▶ Your task: Exactly as written, quote every line that follows, skipping the images.

▶ The records:
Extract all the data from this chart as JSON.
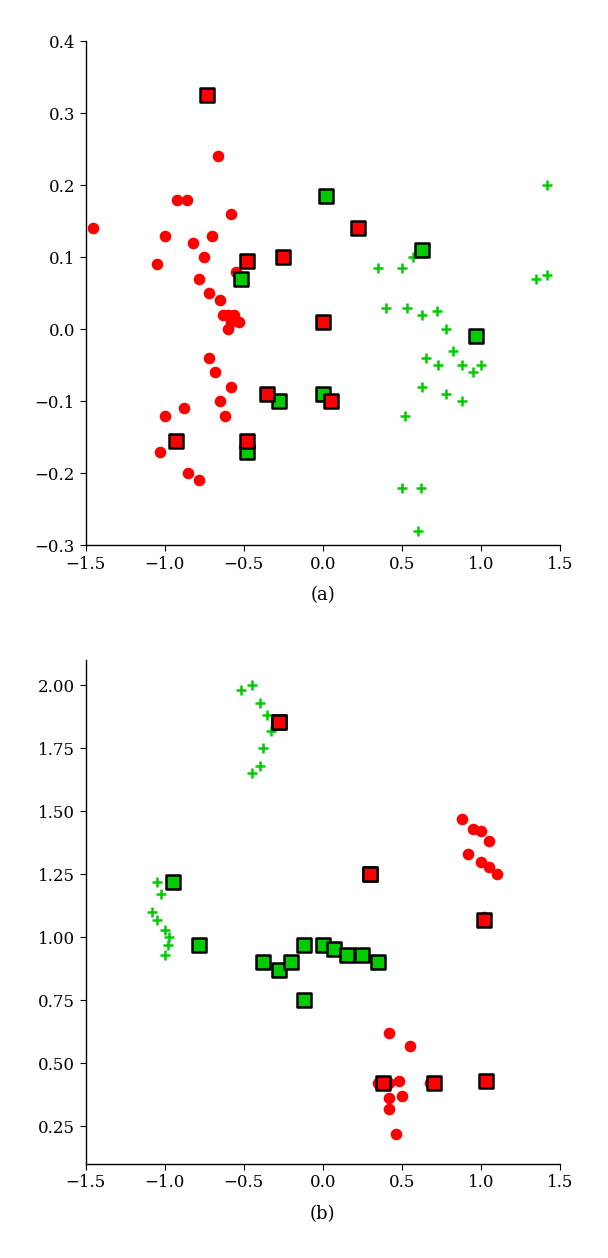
{
  "plot_a": {
    "red_dots": [
      [
        -1.45,
        0.14
      ],
      [
        -1.05,
        0.09
      ],
      [
        -1.0,
        0.13
      ],
      [
        -0.92,
        0.18
      ],
      [
        -0.86,
        0.18
      ],
      [
        -0.82,
        0.12
      ],
      [
        -0.78,
        0.07
      ],
      [
        -0.75,
        0.1
      ],
      [
        -0.72,
        0.05
      ],
      [
        -0.7,
        0.13
      ],
      [
        -0.65,
        0.04
      ],
      [
        -0.63,
        0.02
      ],
      [
        -0.6,
        0.02
      ],
      [
        -0.58,
        0.01
      ],
      [
        -0.56,
        0.02
      ],
      [
        -0.53,
        0.01
      ],
      [
        -0.6,
        0.0
      ],
      [
        -0.72,
        -0.04
      ],
      [
        -0.68,
        -0.06
      ],
      [
        -0.65,
        -0.1
      ],
      [
        -0.62,
        -0.12
      ],
      [
        -0.58,
        -0.08
      ],
      [
        -0.88,
        -0.11
      ],
      [
        -0.85,
        -0.2
      ],
      [
        -0.78,
        -0.21
      ],
      [
        -0.66,
        0.24
      ],
      [
        -0.58,
        0.16
      ],
      [
        -1.0,
        -0.12
      ],
      [
        -1.03,
        -0.17
      ],
      [
        -0.55,
        0.08
      ]
    ],
    "red_squares": [
      [
        -0.73,
        0.325
      ],
      [
        -0.48,
        0.095
      ],
      [
        -0.25,
        0.1
      ],
      [
        0.0,
        0.01
      ],
      [
        -0.35,
        -0.09
      ],
      [
        -0.48,
        -0.155
      ],
      [
        0.05,
        -0.1
      ],
      [
        0.22,
        0.14
      ],
      [
        -0.93,
        -0.155
      ]
    ],
    "green_squares": [
      [
        0.02,
        0.185
      ],
      [
        0.63,
        0.11
      ],
      [
        0.97,
        -0.01
      ],
      [
        -0.28,
        -0.1
      ],
      [
        -0.48,
        -0.17
      ],
      [
        -0.52,
        0.07
      ],
      [
        0.0,
        -0.09
      ]
    ],
    "green_plus": [
      [
        0.35,
        0.085
      ],
      [
        0.5,
        0.085
      ],
      [
        0.57,
        0.1
      ],
      [
        0.4,
        0.03
      ],
      [
        0.53,
        0.03
      ],
      [
        0.63,
        0.02
      ],
      [
        0.72,
        0.025
      ],
      [
        0.78,
        0.0
      ],
      [
        0.65,
        -0.04
      ],
      [
        0.73,
        -0.05
      ],
      [
        0.82,
        -0.03
      ],
      [
        0.88,
        -0.05
      ],
      [
        0.95,
        -0.06
      ],
      [
        1.0,
        -0.05
      ],
      [
        0.63,
        -0.08
      ],
      [
        0.78,
        -0.09
      ],
      [
        0.88,
        -0.1
      ],
      [
        0.52,
        -0.12
      ],
      [
        0.62,
        -0.22
      ],
      [
        0.5,
        -0.22
      ],
      [
        0.6,
        -0.28
      ],
      [
        1.35,
        0.07
      ],
      [
        1.42,
        0.2
      ],
      [
        1.42,
        0.075
      ]
    ],
    "xlim": [
      -1.5,
      1.5
    ],
    "ylim": [
      -0.3,
      0.4
    ],
    "yticks": [
      -0.3,
      -0.2,
      -0.1,
      0.0,
      0.1,
      0.2,
      0.3,
      0.4
    ],
    "label": "(a)"
  },
  "plot_b": {
    "red_dots": [
      [
        0.88,
        1.47
      ],
      [
        0.95,
        1.43
      ],
      [
        1.0,
        1.42
      ],
      [
        1.05,
        1.38
      ],
      [
        0.92,
        1.33
      ],
      [
        1.0,
        1.3
      ],
      [
        1.05,
        1.28
      ],
      [
        1.1,
        1.25
      ],
      [
        1.02,
        1.08
      ],
      [
        0.42,
        0.62
      ],
      [
        0.55,
        0.57
      ],
      [
        0.35,
        0.42
      ],
      [
        0.42,
        0.42
      ],
      [
        0.48,
        0.43
      ],
      [
        0.42,
        0.36
      ],
      [
        0.5,
        0.37
      ],
      [
        0.42,
        0.32
      ],
      [
        0.46,
        0.22
      ],
      [
        0.68,
        0.42
      ],
      [
        1.02,
        0.42
      ]
    ],
    "red_squares": [
      [
        1.02,
        1.07
      ],
      [
        -0.28,
        1.855
      ],
      [
        0.3,
        1.25
      ],
      [
        0.38,
        0.42
      ],
      [
        0.7,
        0.42
      ],
      [
        1.03,
        0.43
      ]
    ],
    "green_squares": [
      [
        -0.28,
        1.855
      ],
      [
        -0.95,
        1.22
      ],
      [
        -0.78,
        0.97
      ],
      [
        -0.38,
        0.9
      ],
      [
        -0.28,
        0.87
      ],
      [
        -0.2,
        0.9
      ],
      [
        -0.12,
        0.97
      ],
      [
        0.0,
        0.97
      ],
      [
        0.07,
        0.955
      ],
      [
        0.15,
        0.93
      ],
      [
        0.25,
        0.93
      ],
      [
        0.35,
        0.9
      ],
      [
        -0.12,
        0.75
      ],
      [
        0.3,
        1.25
      ]
    ],
    "green_plus": [
      [
        -0.52,
        1.98
      ],
      [
        -0.45,
        2.0
      ],
      [
        -0.4,
        1.93
      ],
      [
        -0.35,
        1.88
      ],
      [
        -0.33,
        1.82
      ],
      [
        -0.38,
        1.75
      ],
      [
        -0.4,
        1.68
      ],
      [
        -0.45,
        1.65
      ],
      [
        -1.05,
        1.22
      ],
      [
        -1.02,
        1.17
      ],
      [
        -1.08,
        1.1
      ],
      [
        -1.05,
        1.07
      ],
      [
        -1.0,
        1.03
      ],
      [
        -0.97,
        1.0
      ],
      [
        -0.98,
        0.97
      ],
      [
        -1.0,
        0.93
      ]
    ],
    "xlim": [
      -1.5,
      1.5
    ],
    "ylim": [
      0.1,
      2.1
    ],
    "yticks": [
      0.5,
      1.0,
      1.5,
      2.0
    ],
    "label": "(b)"
  },
  "marker_size_dot": 70,
  "marker_size_square": 90,
  "marker_size_plus": 55,
  "red_color": "#ff0000",
  "green_color": "#00cc00",
  "black_color": "#000000",
  "fig_width": 6.08,
  "fig_height": 12.58,
  "dpi": 100
}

▶ Written solution:
Extract all the data from this chart as JSON.
{
  "plot_a": {
    "red_dots": [
      [
        -1.45,
        0.14
      ],
      [
        -1.05,
        0.09
      ],
      [
        -1.0,
        0.13
      ],
      [
        -0.92,
        0.18
      ],
      [
        -0.86,
        0.18
      ],
      [
        -0.82,
        0.12
      ],
      [
        -0.78,
        0.07
      ],
      [
        -0.75,
        0.1
      ],
      [
        -0.72,
        0.05
      ],
      [
        -0.7,
        0.13
      ],
      [
        -0.65,
        0.04
      ],
      [
        -0.63,
        0.02
      ],
      [
        -0.6,
        0.02
      ],
      [
        -0.58,
        0.01
      ],
      [
        -0.56,
        0.02
      ],
      [
        -0.53,
        0.01
      ],
      [
        -0.6,
        0.0
      ],
      [
        -0.72,
        -0.04
      ],
      [
        -0.68,
        -0.06
      ],
      [
        -0.65,
        -0.1
      ],
      [
        -0.62,
        -0.12
      ],
      [
        -0.58,
        -0.08
      ],
      [
        -0.88,
        -0.11
      ],
      [
        -0.85,
        -0.2
      ],
      [
        -0.78,
        -0.21
      ],
      [
        -0.66,
        0.24
      ],
      [
        -0.58,
        0.16
      ],
      [
        -1.0,
        -0.12
      ],
      [
        -1.03,
        -0.17
      ],
      [
        -0.55,
        0.08
      ]
    ],
    "red_squares": [
      [
        -0.73,
        0.325
      ],
      [
        -0.48,
        0.095
      ],
      [
        -0.25,
        0.1
      ],
      [
        0.0,
        0.01
      ],
      [
        -0.35,
        -0.09
      ],
      [
        -0.48,
        -0.155
      ],
      [
        0.05,
        -0.1
      ],
      [
        0.22,
        0.14
      ],
      [
        -0.93,
        -0.155
      ]
    ],
    "green_squares": [
      [
        0.02,
        0.185
      ],
      [
        0.63,
        0.11
      ],
      [
        0.97,
        -0.01
      ],
      [
        -0.28,
        -0.1
      ],
      [
        -0.48,
        -0.17
      ],
      [
        -0.52,
        0.07
      ],
      [
        0.0,
        -0.09
      ]
    ],
    "green_plus": [
      [
        0.35,
        0.085
      ],
      [
        0.5,
        0.085
      ],
      [
        0.57,
        0.1
      ],
      [
        0.4,
        0.03
      ],
      [
        0.53,
        0.03
      ],
      [
        0.63,
        0.02
      ],
      [
        0.72,
        0.025
      ],
      [
        0.78,
        0.0
      ],
      [
        0.65,
        -0.04
      ],
      [
        0.73,
        -0.05
      ],
      [
        0.82,
        -0.03
      ],
      [
        0.88,
        -0.05
      ],
      [
        0.95,
        -0.06
      ],
      [
        1.0,
        -0.05
      ],
      [
        0.63,
        -0.08
      ],
      [
        0.78,
        -0.09
      ],
      [
        0.88,
        -0.1
      ],
      [
        0.52,
        -0.12
      ],
      [
        0.62,
        -0.22
      ],
      [
        0.5,
        -0.22
      ],
      [
        0.6,
        -0.28
      ],
      [
        1.35,
        0.07
      ],
      [
        1.42,
        0.2
      ],
      [
        1.42,
        0.075
      ]
    ],
    "xlim": [
      -1.5,
      1.5
    ],
    "ylim": [
      -0.3,
      0.4
    ],
    "yticks": [
      -0.3,
      -0.2,
      -0.1,
      0.0,
      0.1,
      0.2,
      0.3,
      0.4
    ],
    "label": "(a)"
  },
  "plot_b": {
    "red_dots": [
      [
        0.88,
        1.47
      ],
      [
        0.95,
        1.43
      ],
      [
        1.0,
        1.42
      ],
      [
        1.05,
        1.38
      ],
      [
        0.92,
        1.33
      ],
      [
        1.0,
        1.3
      ],
      [
        1.05,
        1.28
      ],
      [
        1.1,
        1.25
      ],
      [
        1.02,
        1.08
      ],
      [
        0.42,
        0.62
      ],
      [
        0.55,
        0.57
      ],
      [
        0.35,
        0.42
      ],
      [
        0.42,
        0.42
      ],
      [
        0.48,
        0.43
      ],
      [
        0.42,
        0.36
      ],
      [
        0.5,
        0.37
      ],
      [
        0.42,
        0.32
      ],
      [
        0.46,
        0.22
      ],
      [
        0.68,
        0.42
      ],
      [
        1.02,
        0.42
      ]
    ],
    "red_squares": [
      [
        1.02,
        1.07
      ],
      [
        -0.28,
        1.855
      ],
      [
        0.3,
        1.25
      ],
      [
        0.38,
        0.42
      ],
      [
        0.7,
        0.42
      ],
      [
        1.03,
        0.43
      ]
    ],
    "green_squares": [
      [
        -0.28,
        1.855
      ],
      [
        -0.95,
        1.22
      ],
      [
        -0.78,
        0.97
      ],
      [
        -0.38,
        0.9
      ],
      [
        -0.28,
        0.87
      ],
      [
        -0.2,
        0.9
      ],
      [
        -0.12,
        0.97
      ],
      [
        0.0,
        0.97
      ],
      [
        0.07,
        0.955
      ],
      [
        0.15,
        0.93
      ],
      [
        0.25,
        0.93
      ],
      [
        0.35,
        0.9
      ],
      [
        -0.12,
        0.75
      ],
      [
        0.3,
        1.25
      ]
    ],
    "green_plus": [
      [
        -0.52,
        1.98
      ],
      [
        -0.45,
        2.0
      ],
      [
        -0.4,
        1.93
      ],
      [
        -0.35,
        1.88
      ],
      [
        -0.33,
        1.82
      ],
      [
        -0.38,
        1.75
      ],
      [
        -0.4,
        1.68
      ],
      [
        -0.45,
        1.65
      ],
      [
        -1.05,
        1.22
      ],
      [
        -1.02,
        1.17
      ],
      [
        -1.08,
        1.1
      ],
      [
        -1.05,
        1.07
      ],
      [
        -1.0,
        1.03
      ],
      [
        -0.97,
        1.0
      ],
      [
        -0.98,
        0.97
      ],
      [
        -1.0,
        0.93
      ]
    ],
    "xlim": [
      -1.5,
      1.5
    ],
    "ylim": [
      0.1,
      2.1
    ],
    "yticks": [
      0.5,
      1.0,
      1.5,
      2.0
    ],
    "label": "(b)"
  },
  "marker_size_dot": 70,
  "marker_size_square": 90,
  "marker_size_plus": 55,
  "red_color": "#ff0000",
  "green_color": "#00cc00",
  "black_color": "#000000",
  "fig_width": 6.08,
  "fig_height": 12.58,
  "dpi": 100
}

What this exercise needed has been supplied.